PROBLEM STATEMENT: Repeat exactly the lines from the line containing "Read this page and output its text content." through the last line of the records below, inclusive, and nothing else.

[begin DATA PROVIDED]

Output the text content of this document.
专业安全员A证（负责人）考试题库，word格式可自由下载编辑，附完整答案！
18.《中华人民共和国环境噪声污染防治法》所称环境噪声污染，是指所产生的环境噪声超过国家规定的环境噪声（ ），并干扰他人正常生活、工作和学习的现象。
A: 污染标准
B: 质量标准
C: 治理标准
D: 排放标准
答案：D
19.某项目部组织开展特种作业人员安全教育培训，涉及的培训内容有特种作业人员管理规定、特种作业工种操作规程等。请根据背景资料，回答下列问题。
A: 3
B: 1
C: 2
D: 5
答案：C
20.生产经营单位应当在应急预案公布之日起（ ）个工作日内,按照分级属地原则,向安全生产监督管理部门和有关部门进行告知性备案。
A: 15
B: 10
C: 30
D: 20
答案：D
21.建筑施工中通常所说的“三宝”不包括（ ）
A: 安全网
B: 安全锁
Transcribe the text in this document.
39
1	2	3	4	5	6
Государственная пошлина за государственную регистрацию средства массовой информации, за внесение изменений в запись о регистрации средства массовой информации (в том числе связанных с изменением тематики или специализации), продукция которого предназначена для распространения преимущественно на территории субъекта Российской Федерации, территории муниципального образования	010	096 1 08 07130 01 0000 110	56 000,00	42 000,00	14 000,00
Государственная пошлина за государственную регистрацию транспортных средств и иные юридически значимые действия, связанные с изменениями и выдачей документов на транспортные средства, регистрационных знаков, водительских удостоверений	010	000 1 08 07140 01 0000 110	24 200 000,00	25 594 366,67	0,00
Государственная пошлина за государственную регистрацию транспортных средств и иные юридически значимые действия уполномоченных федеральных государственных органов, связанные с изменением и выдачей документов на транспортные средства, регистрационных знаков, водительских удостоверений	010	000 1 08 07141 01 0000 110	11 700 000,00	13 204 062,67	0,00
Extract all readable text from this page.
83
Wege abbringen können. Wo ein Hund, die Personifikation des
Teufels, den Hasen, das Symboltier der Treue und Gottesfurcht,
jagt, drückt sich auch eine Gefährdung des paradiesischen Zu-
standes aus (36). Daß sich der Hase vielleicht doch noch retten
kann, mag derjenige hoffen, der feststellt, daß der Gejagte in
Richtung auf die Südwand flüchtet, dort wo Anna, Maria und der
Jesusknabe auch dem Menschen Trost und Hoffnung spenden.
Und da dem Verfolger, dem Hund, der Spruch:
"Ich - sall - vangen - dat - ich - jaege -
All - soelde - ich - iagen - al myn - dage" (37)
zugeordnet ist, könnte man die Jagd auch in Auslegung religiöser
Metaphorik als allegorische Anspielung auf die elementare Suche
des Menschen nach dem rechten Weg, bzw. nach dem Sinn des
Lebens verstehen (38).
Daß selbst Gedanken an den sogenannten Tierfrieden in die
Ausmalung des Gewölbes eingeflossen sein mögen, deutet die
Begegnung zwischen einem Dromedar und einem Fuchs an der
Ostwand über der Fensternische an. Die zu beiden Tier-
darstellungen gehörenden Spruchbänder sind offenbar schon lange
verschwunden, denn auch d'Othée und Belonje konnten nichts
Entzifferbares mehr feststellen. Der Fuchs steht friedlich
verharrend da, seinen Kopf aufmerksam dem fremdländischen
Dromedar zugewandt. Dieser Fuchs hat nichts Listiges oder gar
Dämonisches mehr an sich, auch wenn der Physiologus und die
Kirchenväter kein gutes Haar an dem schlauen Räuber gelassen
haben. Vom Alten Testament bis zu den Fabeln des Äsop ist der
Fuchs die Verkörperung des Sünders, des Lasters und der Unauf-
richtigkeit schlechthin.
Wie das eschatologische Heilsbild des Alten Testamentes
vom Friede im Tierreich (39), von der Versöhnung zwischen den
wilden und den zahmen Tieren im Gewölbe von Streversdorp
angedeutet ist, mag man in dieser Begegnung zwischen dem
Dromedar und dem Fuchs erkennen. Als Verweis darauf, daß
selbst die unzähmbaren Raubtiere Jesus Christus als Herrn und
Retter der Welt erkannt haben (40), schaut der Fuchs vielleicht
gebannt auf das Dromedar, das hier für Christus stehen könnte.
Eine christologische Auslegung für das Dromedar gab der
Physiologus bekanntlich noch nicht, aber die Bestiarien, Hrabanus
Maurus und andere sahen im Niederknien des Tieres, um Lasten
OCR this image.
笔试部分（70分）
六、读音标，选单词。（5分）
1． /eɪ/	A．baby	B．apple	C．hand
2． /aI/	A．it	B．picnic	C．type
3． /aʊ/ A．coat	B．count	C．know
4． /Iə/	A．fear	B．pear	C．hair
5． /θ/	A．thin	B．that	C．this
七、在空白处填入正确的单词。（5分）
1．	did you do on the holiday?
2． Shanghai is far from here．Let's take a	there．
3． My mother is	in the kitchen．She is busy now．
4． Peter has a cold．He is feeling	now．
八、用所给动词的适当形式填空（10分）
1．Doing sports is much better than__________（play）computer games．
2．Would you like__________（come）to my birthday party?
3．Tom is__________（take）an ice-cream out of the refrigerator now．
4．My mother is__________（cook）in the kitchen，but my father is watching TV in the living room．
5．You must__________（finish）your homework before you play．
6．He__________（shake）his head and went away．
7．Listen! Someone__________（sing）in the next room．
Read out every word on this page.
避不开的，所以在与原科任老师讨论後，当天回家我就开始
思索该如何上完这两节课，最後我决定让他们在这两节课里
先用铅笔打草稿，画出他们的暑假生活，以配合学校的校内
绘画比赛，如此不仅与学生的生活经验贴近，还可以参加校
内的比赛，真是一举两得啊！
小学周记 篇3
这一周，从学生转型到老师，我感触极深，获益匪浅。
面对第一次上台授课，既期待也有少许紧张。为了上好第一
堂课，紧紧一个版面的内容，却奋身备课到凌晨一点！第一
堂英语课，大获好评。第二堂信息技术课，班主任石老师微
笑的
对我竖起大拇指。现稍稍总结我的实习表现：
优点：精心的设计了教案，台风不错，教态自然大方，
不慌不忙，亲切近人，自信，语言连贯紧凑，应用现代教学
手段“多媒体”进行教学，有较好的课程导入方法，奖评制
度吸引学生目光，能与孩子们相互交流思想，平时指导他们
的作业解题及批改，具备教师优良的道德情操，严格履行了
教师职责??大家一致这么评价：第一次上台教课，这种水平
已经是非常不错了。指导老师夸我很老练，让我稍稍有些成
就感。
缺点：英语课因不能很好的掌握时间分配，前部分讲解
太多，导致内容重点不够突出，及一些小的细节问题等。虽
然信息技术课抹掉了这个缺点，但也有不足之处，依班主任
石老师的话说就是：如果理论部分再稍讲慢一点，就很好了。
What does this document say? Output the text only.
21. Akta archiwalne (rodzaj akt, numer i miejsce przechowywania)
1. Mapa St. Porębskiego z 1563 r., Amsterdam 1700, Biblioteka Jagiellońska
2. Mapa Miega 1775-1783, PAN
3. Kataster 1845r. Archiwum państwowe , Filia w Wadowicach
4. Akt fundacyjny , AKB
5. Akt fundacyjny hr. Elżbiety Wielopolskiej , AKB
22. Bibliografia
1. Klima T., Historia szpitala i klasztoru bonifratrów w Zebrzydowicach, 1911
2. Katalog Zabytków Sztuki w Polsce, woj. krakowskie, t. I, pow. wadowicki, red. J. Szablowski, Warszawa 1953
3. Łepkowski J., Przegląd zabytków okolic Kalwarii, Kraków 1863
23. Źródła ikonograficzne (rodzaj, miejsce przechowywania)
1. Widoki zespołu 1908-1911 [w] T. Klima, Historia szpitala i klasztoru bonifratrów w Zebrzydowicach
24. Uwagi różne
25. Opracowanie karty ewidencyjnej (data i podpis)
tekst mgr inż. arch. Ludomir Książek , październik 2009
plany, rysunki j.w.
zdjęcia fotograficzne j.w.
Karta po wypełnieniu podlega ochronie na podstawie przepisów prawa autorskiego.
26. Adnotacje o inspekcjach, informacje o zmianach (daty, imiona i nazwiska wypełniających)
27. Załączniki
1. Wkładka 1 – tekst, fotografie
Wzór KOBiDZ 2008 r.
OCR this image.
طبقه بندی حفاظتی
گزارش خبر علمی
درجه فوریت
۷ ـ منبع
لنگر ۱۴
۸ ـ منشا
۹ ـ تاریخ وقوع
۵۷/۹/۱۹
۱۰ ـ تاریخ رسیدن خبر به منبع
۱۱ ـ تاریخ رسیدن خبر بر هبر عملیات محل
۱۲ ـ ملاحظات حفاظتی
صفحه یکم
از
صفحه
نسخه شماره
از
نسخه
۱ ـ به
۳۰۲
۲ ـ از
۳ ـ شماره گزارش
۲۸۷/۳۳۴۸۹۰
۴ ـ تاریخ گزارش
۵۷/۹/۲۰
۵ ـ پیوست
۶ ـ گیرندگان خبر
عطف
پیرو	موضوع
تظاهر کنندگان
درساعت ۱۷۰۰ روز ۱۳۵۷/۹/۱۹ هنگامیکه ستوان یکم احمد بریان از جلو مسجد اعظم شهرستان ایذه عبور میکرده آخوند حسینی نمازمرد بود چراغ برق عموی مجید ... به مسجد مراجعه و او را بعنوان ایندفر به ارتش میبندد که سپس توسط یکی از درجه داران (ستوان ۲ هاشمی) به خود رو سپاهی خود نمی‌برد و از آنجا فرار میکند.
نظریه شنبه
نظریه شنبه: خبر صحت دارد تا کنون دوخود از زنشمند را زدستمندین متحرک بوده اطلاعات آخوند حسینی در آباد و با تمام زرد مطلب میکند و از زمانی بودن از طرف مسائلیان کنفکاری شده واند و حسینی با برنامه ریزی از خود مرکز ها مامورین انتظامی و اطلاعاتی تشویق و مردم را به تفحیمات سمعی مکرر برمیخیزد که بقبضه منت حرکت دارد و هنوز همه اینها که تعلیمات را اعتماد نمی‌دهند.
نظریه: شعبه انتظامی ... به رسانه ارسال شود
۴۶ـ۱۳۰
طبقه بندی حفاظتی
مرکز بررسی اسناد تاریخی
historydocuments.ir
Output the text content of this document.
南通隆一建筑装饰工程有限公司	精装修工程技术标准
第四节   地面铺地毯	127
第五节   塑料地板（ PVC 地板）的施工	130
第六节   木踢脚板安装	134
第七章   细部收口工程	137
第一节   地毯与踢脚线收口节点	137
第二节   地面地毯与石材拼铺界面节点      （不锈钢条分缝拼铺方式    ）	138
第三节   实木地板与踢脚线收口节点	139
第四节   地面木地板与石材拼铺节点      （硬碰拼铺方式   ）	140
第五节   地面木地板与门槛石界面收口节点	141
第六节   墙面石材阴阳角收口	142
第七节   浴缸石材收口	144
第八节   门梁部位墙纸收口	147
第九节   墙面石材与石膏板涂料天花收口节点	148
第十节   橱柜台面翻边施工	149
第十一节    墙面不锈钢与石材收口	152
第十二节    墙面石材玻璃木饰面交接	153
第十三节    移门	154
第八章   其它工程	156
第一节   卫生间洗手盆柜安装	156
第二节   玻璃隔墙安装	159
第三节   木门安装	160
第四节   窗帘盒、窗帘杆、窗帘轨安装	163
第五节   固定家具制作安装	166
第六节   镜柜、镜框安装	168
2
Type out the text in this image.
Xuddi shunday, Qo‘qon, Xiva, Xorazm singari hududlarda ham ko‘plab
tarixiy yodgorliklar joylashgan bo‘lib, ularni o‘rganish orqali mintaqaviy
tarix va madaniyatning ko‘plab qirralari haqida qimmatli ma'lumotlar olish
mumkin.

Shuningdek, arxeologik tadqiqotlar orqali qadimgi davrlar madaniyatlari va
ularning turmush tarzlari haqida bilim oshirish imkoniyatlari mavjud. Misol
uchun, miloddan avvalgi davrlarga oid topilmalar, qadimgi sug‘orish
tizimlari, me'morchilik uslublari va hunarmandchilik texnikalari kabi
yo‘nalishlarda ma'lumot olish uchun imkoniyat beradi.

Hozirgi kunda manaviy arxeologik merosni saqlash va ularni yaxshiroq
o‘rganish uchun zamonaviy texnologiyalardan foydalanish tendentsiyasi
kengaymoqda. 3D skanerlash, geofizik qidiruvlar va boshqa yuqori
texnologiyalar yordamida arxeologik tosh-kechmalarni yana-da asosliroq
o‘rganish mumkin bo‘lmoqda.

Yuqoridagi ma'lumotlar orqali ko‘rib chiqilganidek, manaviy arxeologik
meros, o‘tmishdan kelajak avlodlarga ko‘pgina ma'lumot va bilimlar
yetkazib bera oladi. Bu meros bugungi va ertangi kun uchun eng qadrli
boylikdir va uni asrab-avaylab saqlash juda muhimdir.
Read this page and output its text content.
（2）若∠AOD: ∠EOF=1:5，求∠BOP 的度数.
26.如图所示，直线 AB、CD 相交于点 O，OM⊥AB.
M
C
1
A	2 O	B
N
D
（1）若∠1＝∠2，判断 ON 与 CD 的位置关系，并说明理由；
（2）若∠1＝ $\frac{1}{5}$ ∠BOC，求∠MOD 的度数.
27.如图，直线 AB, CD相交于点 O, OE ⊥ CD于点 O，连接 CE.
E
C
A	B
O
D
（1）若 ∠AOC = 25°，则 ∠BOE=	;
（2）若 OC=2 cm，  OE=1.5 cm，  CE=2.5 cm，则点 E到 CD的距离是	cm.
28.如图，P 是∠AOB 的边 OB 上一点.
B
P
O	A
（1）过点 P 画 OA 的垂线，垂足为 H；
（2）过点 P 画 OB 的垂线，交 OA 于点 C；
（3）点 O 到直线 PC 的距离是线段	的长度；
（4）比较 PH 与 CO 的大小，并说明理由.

[end DATA PROVIDED]

SOLUTION TO THIS EXERCISE:
Read this page and output its text content.
（2）若∠AOD: ∠EOF=1:5，求∠BOP 的度数.
26.如图所示，直线 AB、CD 相交于点 O，OM⊥AB.
M
C
1
A	2 O	B
N
D
（1）若∠1＝∠2，判断 ON 与 CD 的位置关系，并说明理由；
（2）若∠1＝ $\frac{1}{5}$ ∠BOC，求∠MOD 的度数.
27.如图，直线 AB, CD相交于点 O, OE ⊥ CD于点 O，连接 CE.
E
C
A	B
O
D
（1）若 ∠AOC = 25°，则 ∠BOE=	;
（2）若 OC=2 cm，  OE=1.5 cm，  CE=2.5 cm，则点 E到 CD的距离是	cm.
28.如图，P 是∠AOB 的边 OB 上一点.
B
P
O	A
（1）过点 P 画 OA 的垂线，垂足为 H；
（2）过点 P 画 OB 的垂线，交 OA 于点 C；
（3）点 O 到直线 PC 的距离是线段	的长度；
（4）比较 PH 与 CO 的大小，并说明理由.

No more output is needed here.